* start Data shown *
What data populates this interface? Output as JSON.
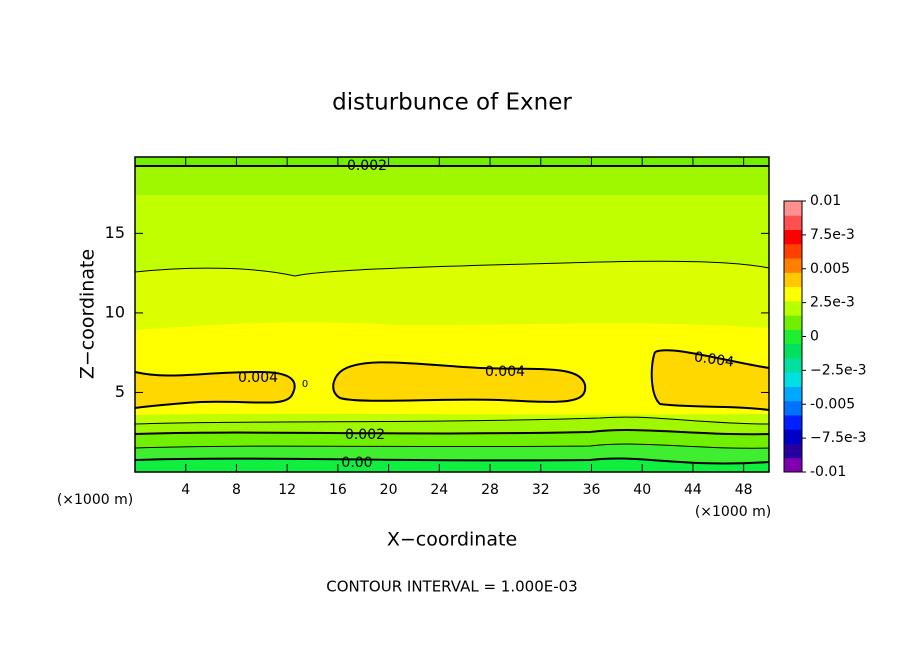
{
  "chart_data": {
    "type": "contour",
    "title": "disturbunce of Exner",
    "xlabel": "X−coordinate",
    "ylabel": "Z−coordinate",
    "x_unit_label": "(×1000 m)",
    "footer": "CONTOUR INTERVAL = 1.000E-03",
    "xlim": [
      0,
      50
    ],
    "ylim": [
      0,
      19.8
    ],
    "xticks": [
      4,
      8,
      12,
      16,
      20,
      24,
      28,
      32,
      36,
      40,
      44,
      48
    ],
    "yticks": [
      5,
      10,
      15
    ],
    "contour_labels": [
      "0.002",
      "0.004",
      "0",
      "0.004",
      "0.004",
      "0.002",
      "0.00"
    ],
    "colorbar": {
      "lim": [
        -0.01,
        0.01
      ],
      "colors": [
        "#8000b0",
        "#2800a0",
        "#0000c8",
        "#0020ff",
        "#0070ff",
        "#00a8ff",
        "#00e0e0",
        "#00e0a0",
        "#00e060",
        "#20ee30",
        "#70f000",
        "#b8ff00",
        "#ffff00",
        "#ffc800",
        "#ff8000",
        "#ff4000",
        "#ff0000",
        "#ff5050",
        "#ff9090"
      ],
      "ticks": [
        0.01,
        {
          "value": 0.0075,
          "label": "7.5e-3"
        },
        0.005,
        {
          "value": 0.0025,
          "label": "2.5e-3"
        },
        0,
        {
          "value": -0.0025,
          "label": "−2.5e-3"
        },
        -0.005,
        {
          "value": -0.0075,
          "label": "−7.5e-3"
        },
        -0.01
      ]
    }
  }
}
* end Data shown *
Exercise description :: Gather up the lines that contain the word "coordinate".

Final answer ::
    "xlabel": "X−coordinate",
    "ylabel": "Z−coordinate",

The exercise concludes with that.